▸ **TASK TO CARRY OUT**
Without altering anything, repeat each of the records.

▸ **PROVIDED INFORMATION**

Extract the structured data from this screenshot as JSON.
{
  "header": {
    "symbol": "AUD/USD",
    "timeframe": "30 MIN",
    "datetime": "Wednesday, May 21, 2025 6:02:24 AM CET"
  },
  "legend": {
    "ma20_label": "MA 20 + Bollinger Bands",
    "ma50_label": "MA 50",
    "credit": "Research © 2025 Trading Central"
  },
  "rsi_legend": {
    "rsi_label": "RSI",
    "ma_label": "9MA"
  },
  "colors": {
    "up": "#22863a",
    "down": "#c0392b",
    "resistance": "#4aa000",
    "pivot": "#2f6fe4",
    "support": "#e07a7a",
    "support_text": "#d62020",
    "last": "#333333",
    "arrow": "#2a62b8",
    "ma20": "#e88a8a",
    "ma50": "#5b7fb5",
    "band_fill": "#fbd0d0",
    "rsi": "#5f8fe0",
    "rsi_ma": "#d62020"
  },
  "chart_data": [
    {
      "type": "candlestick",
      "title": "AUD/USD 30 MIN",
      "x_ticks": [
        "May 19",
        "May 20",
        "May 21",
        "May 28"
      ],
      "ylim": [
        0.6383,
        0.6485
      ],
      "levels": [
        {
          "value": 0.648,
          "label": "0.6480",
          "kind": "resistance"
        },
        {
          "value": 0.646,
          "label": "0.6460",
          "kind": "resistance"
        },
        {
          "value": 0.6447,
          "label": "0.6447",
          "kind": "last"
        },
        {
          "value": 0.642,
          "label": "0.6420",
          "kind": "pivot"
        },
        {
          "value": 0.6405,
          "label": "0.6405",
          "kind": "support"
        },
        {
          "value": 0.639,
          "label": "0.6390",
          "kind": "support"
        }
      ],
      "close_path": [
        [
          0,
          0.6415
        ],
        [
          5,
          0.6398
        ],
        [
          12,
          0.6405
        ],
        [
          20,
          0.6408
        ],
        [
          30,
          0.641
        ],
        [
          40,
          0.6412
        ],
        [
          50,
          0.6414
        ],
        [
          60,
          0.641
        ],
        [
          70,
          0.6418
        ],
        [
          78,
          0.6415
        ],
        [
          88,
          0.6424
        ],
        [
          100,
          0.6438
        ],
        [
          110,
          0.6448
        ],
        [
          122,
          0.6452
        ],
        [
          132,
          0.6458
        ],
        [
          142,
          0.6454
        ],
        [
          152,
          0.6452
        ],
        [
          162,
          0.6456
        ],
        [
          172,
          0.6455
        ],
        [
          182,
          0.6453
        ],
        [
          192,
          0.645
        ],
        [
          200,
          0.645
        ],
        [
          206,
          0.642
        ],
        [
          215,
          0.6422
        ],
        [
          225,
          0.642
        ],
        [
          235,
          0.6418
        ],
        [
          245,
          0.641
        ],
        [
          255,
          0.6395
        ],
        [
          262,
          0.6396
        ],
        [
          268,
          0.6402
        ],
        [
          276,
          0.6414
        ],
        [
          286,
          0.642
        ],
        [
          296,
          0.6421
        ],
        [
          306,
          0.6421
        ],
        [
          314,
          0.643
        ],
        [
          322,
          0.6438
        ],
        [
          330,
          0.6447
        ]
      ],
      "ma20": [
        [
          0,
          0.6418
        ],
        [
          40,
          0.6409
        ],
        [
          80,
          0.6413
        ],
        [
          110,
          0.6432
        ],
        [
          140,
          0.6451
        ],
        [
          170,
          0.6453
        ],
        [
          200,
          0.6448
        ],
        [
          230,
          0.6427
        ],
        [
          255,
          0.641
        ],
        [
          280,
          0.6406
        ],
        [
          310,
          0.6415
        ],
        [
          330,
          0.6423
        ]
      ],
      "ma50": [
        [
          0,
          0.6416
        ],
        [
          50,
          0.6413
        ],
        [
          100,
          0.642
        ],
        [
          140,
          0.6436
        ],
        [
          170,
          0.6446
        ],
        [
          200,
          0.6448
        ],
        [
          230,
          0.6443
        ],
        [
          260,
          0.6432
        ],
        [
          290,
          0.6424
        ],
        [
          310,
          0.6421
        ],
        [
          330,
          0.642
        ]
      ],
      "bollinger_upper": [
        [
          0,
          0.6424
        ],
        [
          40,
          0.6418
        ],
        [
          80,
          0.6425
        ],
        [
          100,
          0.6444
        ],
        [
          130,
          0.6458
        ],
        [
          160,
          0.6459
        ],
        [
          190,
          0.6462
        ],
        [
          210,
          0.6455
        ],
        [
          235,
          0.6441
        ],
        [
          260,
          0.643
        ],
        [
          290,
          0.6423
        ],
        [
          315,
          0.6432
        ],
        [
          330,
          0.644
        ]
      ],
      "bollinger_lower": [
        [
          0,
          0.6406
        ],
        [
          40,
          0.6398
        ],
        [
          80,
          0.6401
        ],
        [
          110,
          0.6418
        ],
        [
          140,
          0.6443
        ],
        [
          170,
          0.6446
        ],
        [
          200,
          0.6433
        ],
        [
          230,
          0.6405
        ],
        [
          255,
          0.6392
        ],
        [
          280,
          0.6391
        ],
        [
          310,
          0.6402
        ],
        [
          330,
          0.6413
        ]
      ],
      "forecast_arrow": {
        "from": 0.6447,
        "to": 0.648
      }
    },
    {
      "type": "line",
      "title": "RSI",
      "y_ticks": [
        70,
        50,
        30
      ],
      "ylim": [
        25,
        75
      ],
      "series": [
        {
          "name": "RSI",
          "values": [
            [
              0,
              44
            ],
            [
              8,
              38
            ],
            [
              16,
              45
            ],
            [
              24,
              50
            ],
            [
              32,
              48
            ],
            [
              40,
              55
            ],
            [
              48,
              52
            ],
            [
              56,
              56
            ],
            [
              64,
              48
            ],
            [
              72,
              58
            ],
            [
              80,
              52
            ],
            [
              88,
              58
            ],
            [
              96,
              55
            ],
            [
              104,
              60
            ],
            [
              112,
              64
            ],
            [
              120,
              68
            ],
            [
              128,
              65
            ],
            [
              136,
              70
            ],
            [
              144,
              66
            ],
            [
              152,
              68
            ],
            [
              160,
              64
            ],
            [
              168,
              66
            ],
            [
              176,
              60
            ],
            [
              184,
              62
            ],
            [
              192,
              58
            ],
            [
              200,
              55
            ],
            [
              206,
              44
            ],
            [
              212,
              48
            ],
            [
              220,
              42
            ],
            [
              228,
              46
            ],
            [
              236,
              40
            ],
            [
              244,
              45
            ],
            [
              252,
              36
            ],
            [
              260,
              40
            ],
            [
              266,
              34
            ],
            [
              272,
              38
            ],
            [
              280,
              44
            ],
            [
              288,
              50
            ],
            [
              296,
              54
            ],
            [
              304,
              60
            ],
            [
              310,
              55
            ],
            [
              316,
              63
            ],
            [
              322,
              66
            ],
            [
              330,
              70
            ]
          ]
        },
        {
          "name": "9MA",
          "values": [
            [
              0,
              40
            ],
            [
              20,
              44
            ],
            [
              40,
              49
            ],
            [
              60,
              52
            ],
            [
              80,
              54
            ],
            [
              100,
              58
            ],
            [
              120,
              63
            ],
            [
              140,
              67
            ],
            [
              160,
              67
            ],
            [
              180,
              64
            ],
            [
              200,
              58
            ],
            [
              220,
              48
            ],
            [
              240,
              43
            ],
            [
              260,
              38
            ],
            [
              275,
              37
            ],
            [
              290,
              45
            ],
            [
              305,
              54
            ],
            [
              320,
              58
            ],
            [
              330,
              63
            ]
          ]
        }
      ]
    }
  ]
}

▸ **RIGHT ANSWER**
Extract the structured data from this screenshot as JSON.
{
  "header": {
    "symbol": "AUD/USD",
    "timeframe": "30 MIN",
    "datetime": "Wednesday, May 21, 2025 6:02:24 AM CET"
  },
  "legend": {
    "ma20_label": "MA 20 + Bollinger Bands",
    "ma50_label": "MA 50",
    "credit": "Research © 2025 Trading Central"
  },
  "rsi_legend": {
    "rsi_label": "RSI",
    "ma_label": "9MA"
  },
  "colors": {
    "up": "#22863a",
    "down": "#c0392b",
    "resistance": "#4aa000",
    "pivot": "#2f6fe4",
    "support": "#e07a7a",
    "support_text": "#d62020",
    "last": "#333333",
    "arrow": "#2a62b8",
    "ma20": "#e88a8a",
    "ma50": "#5b7fb5",
    "band_fill": "#fbd0d0",
    "rsi": "#5f8fe0",
    "rsi_ma": "#d62020"
  },
  "chart_data": [
    {
      "type": "candlestick",
      "title": "AUD/USD 30 MIN",
      "x_ticks": [
        "May 19",
        "May 20",
        "May 21",
        "May 28"
      ],
      "ylim": [
        0.6383,
        0.6485
      ],
      "levels": [
        {
          "value": 0.648,
          "label": "0.6480",
          "kind": "resistance"
        },
        {
          "value": 0.646,
          "label": "0.6460",
          "kind": "resistance"
        },
        {
          "value": 0.6447,
          "label": "0.6447",
          "kind": "last"
        },
        {
          "value": 0.642,
          "label": "0.6420",
          "kind": "pivot"
        },
        {
          "value": 0.6405,
          "label": "0.6405",
          "kind": "support"
        },
        {
          "value": 0.639,
          "label": "0.6390",
          "kind": "support"
        }
      ],
      "close_path": [
        [
          0,
          0.6415
        ],
        [
          5,
          0.6398
        ],
        [
          12,
          0.6405
        ],
        [
          20,
          0.6408
        ],
        [
          30,
          0.641
        ],
        [
          40,
          0.6412
        ],
        [
          50,
          0.6414
        ],
        [
          60,
          0.641
        ],
        [
          70,
          0.6418
        ],
        [
          78,
          0.6415
        ],
        [
          88,
          0.6424
        ],
        [
          100,
          0.6438
        ],
        [
          110,
          0.6448
        ],
        [
          122,
          0.6452
        ],
        [
          132,
          0.6458
        ],
        [
          142,
          0.6454
        ],
        [
          152,
          0.6452
        ],
        [
          162,
          0.6456
        ],
        [
          172,
          0.6455
        ],
        [
          182,
          0.6453
        ],
        [
          192,
          0.645
        ],
        [
          200,
          0.645
        ],
        [
          206,
          0.642
        ],
        [
          215,
          0.6422
        ],
        [
          225,
          0.642
        ],
        [
          235,
          0.6418
        ],
        [
          245,
          0.641
        ],
        [
          255,
          0.6395
        ],
        [
          262,
          0.6396
        ],
        [
          268,
          0.6402
        ],
        [
          276,
          0.6414
        ],
        [
          286,
          0.642
        ],
        [
          296,
          0.6421
        ],
        [
          306,
          0.6421
        ],
        [
          314,
          0.643
        ],
        [
          322,
          0.6438
        ],
        [
          330,
          0.6447
        ]
      ],
      "ma20": [
        [
          0,
          0.6418
        ],
        [
          40,
          0.6409
        ],
        [
          80,
          0.6413
        ],
        [
          110,
          0.6432
        ],
        [
          140,
          0.6451
        ],
        [
          170,
          0.6453
        ],
        [
          200,
          0.6448
        ],
        [
          230,
          0.6427
        ],
        [
          255,
          0.641
        ],
        [
          280,
          0.6406
        ],
        [
          310,
          0.6415
        ],
        [
          330,
          0.6423
        ]
      ],
      "ma50": [
        [
          0,
          0.6416
        ],
        [
          50,
          0.6413
        ],
        [
          100,
          0.642
        ],
        [
          140,
          0.6436
        ],
        [
          170,
          0.6446
        ],
        [
          200,
          0.6448
        ],
        [
          230,
          0.6443
        ],
        [
          260,
          0.6432
        ],
        [
          290,
          0.6424
        ],
        [
          310,
          0.6421
        ],
        [
          330,
          0.642
        ]
      ],
      "bollinger_upper": [
        [
          0,
          0.6424
        ],
        [
          40,
          0.6418
        ],
        [
          80,
          0.6425
        ],
        [
          100,
          0.6444
        ],
        [
          130,
          0.6458
        ],
        [
          160,
          0.6459
        ],
        [
          190,
          0.6462
        ],
        [
          210,
          0.6455
        ],
        [
          235,
          0.6441
        ],
        [
          260,
          0.643
        ],
        [
          290,
          0.6423
        ],
        [
          315,
          0.6432
        ],
        [
          330,
          0.644
        ]
      ],
      "bollinger_lower": [
        [
          0,
          0.6406
        ],
        [
          40,
          0.6398
        ],
        [
          80,
          0.6401
        ],
        [
          110,
          0.6418
        ],
        [
          140,
          0.6443
        ],
        [
          170,
          0.6446
        ],
        [
          200,
          0.6433
        ],
        [
          230,
          0.6405
        ],
        [
          255,
          0.6392
        ],
        [
          280,
          0.6391
        ],
        [
          310,
          0.6402
        ],
        [
          330,
          0.6413
        ]
      ],
      "forecast_arrow": {
        "from": 0.6447,
        "to": 0.648
      }
    },
    {
      "type": "line",
      "title": "RSI",
      "y_ticks": [
        70,
        50,
        30
      ],
      "ylim": [
        25,
        75
      ],
      "series": [
        {
          "name": "RSI",
          "values": [
            [
              0,
              44
            ],
            [
              8,
              38
            ],
            [
              16,
              45
            ],
            [
              24,
              50
            ],
            [
              32,
              48
            ],
            [
              40,
              55
            ],
            [
              48,
              52
            ],
            [
              56,
              56
            ],
            [
              64,
              48
            ],
            [
              72,
              58
            ],
            [
              80,
              52
            ],
            [
              88,
              58
            ],
            [
              96,
              55
            ],
            [
              104,
              60
            ],
            [
              112,
              64
            ],
            [
              120,
              68
            ],
            [
              128,
              65
            ],
            [
              136,
              70
            ],
            [
              144,
              66
            ],
            [
              152,
              68
            ],
            [
              160,
              64
            ],
            [
              168,
              66
            ],
            [
              176,
              60
            ],
            [
              184,
              62
            ],
            [
              192,
              58
            ],
            [
              200,
              55
            ],
            [
              206,
              44
            ],
            [
              212,
              48
            ],
            [
              220,
              42
            ],
            [
              228,
              46
            ],
            [
              236,
              40
            ],
            [
              244,
              45
            ],
            [
              252,
              36
            ],
            [
              260,
              40
            ],
            [
              266,
              34
            ],
            [
              272,
              38
            ],
            [
              280,
              44
            ],
            [
              288,
              50
            ],
            [
              296,
              54
            ],
            [
              304,
              60
            ],
            [
              310,
              55
            ],
            [
              316,
              63
            ],
            [
              322,
              66
            ],
            [
              330,
              70
            ]
          ]
        },
        {
          "name": "9MA",
          "values": [
            [
              0,
              40
            ],
            [
              20,
              44
            ],
            [
              40,
              49
            ],
            [
              60,
              52
            ],
            [
              80,
              54
            ],
            [
              100,
              58
            ],
            [
              120,
              63
            ],
            [
              140,
              67
            ],
            [
              160,
              67
            ],
            [
              180,
              64
            ],
            [
              200,
              58
            ],
            [
              220,
              48
            ],
            [
              240,
              43
            ],
            [
              260,
              38
            ],
            [
              275,
              37
            ],
            [
              290,
              45
            ],
            [
              305,
              54
            ],
            [
              320,
              58
            ],
            [
              330,
              63
            ]
          ]
        }
      ]
    }
  ]
}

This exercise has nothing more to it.